[TASK GOAL]: All entries below need to be written out exactly, but without their pictures.
┌──
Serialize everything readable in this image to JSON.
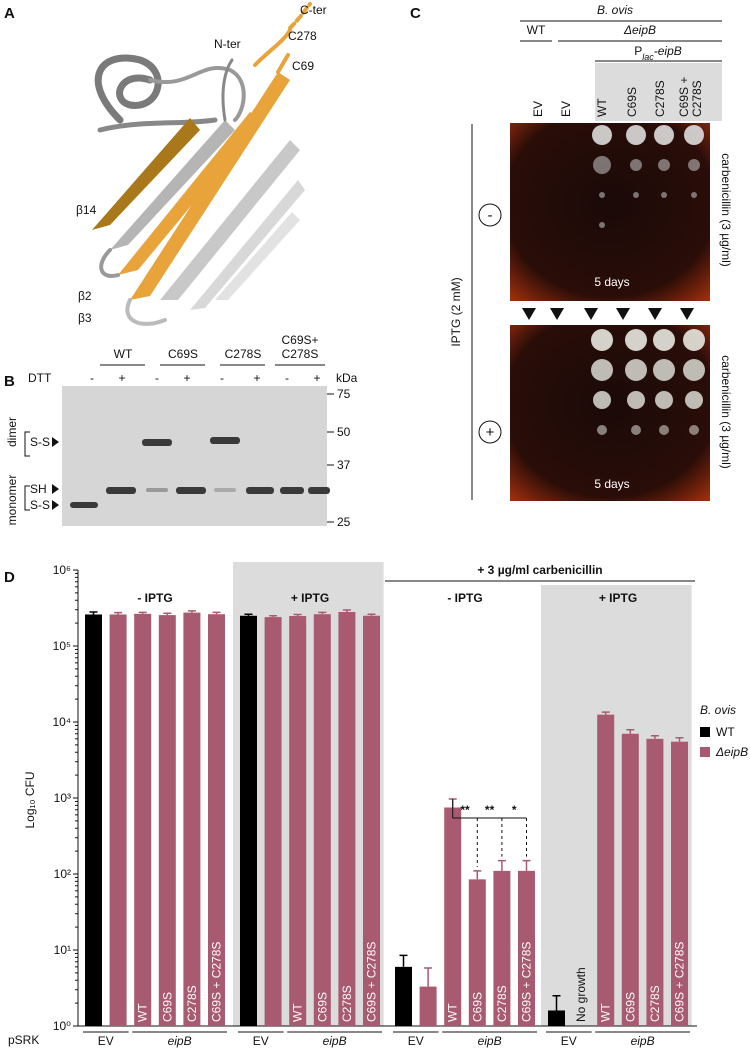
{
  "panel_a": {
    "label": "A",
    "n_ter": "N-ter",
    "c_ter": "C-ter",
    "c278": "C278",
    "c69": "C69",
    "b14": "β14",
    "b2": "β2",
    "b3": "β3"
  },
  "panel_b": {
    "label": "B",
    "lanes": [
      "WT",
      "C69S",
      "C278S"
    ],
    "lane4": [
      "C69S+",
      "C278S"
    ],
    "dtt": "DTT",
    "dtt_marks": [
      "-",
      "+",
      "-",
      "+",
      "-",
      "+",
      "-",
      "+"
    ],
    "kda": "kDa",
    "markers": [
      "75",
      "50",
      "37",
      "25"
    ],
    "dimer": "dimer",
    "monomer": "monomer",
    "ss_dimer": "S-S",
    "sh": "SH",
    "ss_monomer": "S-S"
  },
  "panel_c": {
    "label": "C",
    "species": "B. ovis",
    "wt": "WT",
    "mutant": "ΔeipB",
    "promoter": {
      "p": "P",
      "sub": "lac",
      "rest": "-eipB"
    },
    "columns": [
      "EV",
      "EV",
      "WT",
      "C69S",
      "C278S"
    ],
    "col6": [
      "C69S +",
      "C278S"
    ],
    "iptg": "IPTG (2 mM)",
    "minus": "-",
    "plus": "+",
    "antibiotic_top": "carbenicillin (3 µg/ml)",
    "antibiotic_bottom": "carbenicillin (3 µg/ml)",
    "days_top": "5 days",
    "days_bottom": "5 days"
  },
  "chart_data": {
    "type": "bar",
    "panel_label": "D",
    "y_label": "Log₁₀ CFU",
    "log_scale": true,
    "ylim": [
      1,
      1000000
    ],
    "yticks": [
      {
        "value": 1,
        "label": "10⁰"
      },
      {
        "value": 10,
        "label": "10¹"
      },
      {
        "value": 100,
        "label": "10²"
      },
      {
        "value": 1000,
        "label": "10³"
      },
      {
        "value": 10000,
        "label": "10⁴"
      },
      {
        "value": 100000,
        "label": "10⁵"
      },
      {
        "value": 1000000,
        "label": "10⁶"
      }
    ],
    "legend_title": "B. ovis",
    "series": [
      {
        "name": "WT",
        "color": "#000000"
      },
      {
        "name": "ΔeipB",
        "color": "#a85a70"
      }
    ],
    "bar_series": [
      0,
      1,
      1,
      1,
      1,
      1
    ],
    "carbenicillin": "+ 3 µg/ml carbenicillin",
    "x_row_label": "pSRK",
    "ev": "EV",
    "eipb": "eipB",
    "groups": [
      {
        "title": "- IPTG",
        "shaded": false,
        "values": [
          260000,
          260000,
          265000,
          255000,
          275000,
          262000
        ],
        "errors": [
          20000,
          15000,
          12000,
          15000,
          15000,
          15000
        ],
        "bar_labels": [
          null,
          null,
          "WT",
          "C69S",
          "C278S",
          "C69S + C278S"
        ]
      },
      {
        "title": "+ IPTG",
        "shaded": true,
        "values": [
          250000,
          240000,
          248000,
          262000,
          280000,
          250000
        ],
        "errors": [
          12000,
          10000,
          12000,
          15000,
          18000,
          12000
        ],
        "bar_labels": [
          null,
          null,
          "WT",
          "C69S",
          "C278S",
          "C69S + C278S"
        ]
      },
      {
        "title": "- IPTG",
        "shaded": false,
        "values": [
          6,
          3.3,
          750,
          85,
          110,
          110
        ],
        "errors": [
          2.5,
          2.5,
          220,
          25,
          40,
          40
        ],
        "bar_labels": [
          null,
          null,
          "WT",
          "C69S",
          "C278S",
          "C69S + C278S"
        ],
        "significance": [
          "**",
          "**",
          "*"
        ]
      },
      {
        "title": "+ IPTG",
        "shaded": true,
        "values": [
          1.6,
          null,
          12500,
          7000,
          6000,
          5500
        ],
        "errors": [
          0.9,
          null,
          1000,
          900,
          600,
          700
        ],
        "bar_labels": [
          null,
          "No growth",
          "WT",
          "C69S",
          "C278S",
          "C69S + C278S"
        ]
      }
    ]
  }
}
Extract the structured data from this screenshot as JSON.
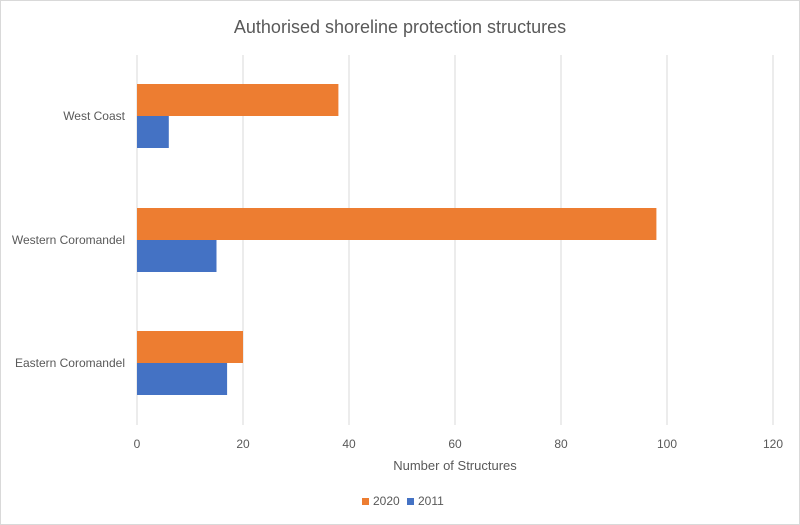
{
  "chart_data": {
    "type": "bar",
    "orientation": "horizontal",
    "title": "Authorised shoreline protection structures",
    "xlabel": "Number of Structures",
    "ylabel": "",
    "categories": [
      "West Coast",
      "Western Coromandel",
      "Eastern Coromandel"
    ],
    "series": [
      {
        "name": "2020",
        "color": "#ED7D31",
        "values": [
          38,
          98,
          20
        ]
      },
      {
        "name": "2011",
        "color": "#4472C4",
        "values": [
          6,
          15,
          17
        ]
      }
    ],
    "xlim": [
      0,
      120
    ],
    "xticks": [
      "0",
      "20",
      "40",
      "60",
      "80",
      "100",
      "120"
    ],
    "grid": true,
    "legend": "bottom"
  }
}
└──
[SOLUTION]:
Serialize everything readable in this image to JSON.
{
  "panel_a": {
    "label": "A",
    "n_ter": "N-ter",
    "c_ter": "C-ter",
    "c278": "C278",
    "c69": "C69",
    "b14": "β14",
    "b2": "β2",
    "b3": "β3"
  },
  "panel_b": {
    "label": "B",
    "lanes": [
      "WT",
      "C69S",
      "C278S"
    ],
    "lane4": [
      "C69S+",
      "C278S"
    ],
    "dtt": "DTT",
    "dtt_marks": [
      "-",
      "+",
      "-",
      "+",
      "-",
      "+",
      "-",
      "+"
    ],
    "kda": "kDa",
    "markers": [
      "75",
      "50",
      "37",
      "25"
    ],
    "dimer": "dimer",
    "monomer": "monomer",
    "ss_dimer": "S-S",
    "sh": "SH",
    "ss_monomer": "S-S"
  },
  "panel_c": {
    "label": "C",
    "species": "B. ovis",
    "wt": "WT",
    "mutant": "ΔeipB",
    "promoter": {
      "p": "P",
      "sub": "lac",
      "rest": "-eipB"
    },
    "columns": [
      "EV",
      "EV",
      "WT",
      "C69S",
      "C278S"
    ],
    "col6": [
      "C69S +",
      "C278S"
    ],
    "iptg": "IPTG (2 mM)",
    "minus": "-",
    "plus": "+",
    "antibiotic_top": "carbenicillin (3 µg/ml)",
    "antibiotic_bottom": "carbenicillin (3 µg/ml)",
    "days_top": "5 days",
    "days_bottom": "5 days"
  },
  "chart_data": {
    "type": "bar",
    "panel_label": "D",
    "y_label": "Log₁₀ CFU",
    "log_scale": true,
    "ylim": [
      1,
      1000000
    ],
    "yticks": [
      {
        "value": 1,
        "label": "10⁰"
      },
      {
        "value": 10,
        "label": "10¹"
      },
      {
        "value": 100,
        "label": "10²"
      },
      {
        "value": 1000,
        "label": "10³"
      },
      {
        "value": 10000,
        "label": "10⁴"
      },
      {
        "value": 100000,
        "label": "10⁵"
      },
      {
        "value": 1000000,
        "label": "10⁶"
      }
    ],
    "legend_title": "B. ovis",
    "series": [
      {
        "name": "WT",
        "color": "#000000"
      },
      {
        "name": "ΔeipB",
        "color": "#a85a70"
      }
    ],
    "bar_series": [
      0,
      1,
      1,
      1,
      1,
      1
    ],
    "carbenicillin": "+ 3 µg/ml carbenicillin",
    "x_row_label": "pSRK",
    "ev": "EV",
    "eipb": "eipB",
    "groups": [
      {
        "title": "- IPTG",
        "shaded": false,
        "values": [
          260000,
          260000,
          265000,
          255000,
          275000,
          262000
        ],
        "errors": [
          20000,
          15000,
          12000,
          15000,
          15000,
          15000
        ],
        "bar_labels": [
          null,
          null,
          "WT",
          "C69S",
          "C278S",
          "C69S + C278S"
        ]
      },
      {
        "title": "+ IPTG",
        "shaded": true,
        "values": [
          250000,
          240000,
          248000,
          262000,
          280000,
          250000
        ],
        "errors": [
          12000,
          10000,
          12000,
          15000,
          18000,
          12000
        ],
        "bar_labels": [
          null,
          null,
          "WT",
          "C69S",
          "C278S",
          "C69S + C278S"
        ]
      },
      {
        "title": "- IPTG",
        "shaded": false,
        "values": [
          6,
          3.3,
          750,
          85,
          110,
          110
        ],
        "errors": [
          2.5,
          2.5,
          220,
          25,
          40,
          40
        ],
        "bar_labels": [
          null,
          null,
          "WT",
          "C69S",
          "C278S",
          "C69S + C278S"
        ],
        "significance": [
          "**",
          "**",
          "*"
        ]
      },
      {
        "title": "+ IPTG",
        "shaded": true,
        "values": [
          1.6,
          null,
          12500,
          7000,
          6000,
          5500
        ],
        "errors": [
          0.9,
          null,
          1000,
          900,
          600,
          700
        ],
        "bar_labels": [
          null,
          "No growth",
          "WT",
          "C69S",
          "C278S",
          "C69S + C278S"
        ]
      }
    ]
  }
}
Extract the structured data from this screenshot as JSON.
{
  "chart_data": {
    "type": "bar",
    "orientation": "horizontal",
    "title": "Authorised shoreline protection structures",
    "xlabel": "Number of Structures",
    "ylabel": "",
    "categories": [
      "West Coast",
      "Western Coromandel",
      "Eastern Coromandel"
    ],
    "series": [
      {
        "name": "2020",
        "color": "#ED7D31",
        "values": [
          38,
          98,
          20
        ]
      },
      {
        "name": "2011",
        "color": "#4472C4",
        "values": [
          6,
          15,
          17
        ]
      }
    ],
    "xlim": [
      0,
      120
    ],
    "xticks": [
      "0",
      "20",
      "40",
      "60",
      "80",
      "100",
      "120"
    ],
    "grid": true,
    "legend": "bottom"
  }
}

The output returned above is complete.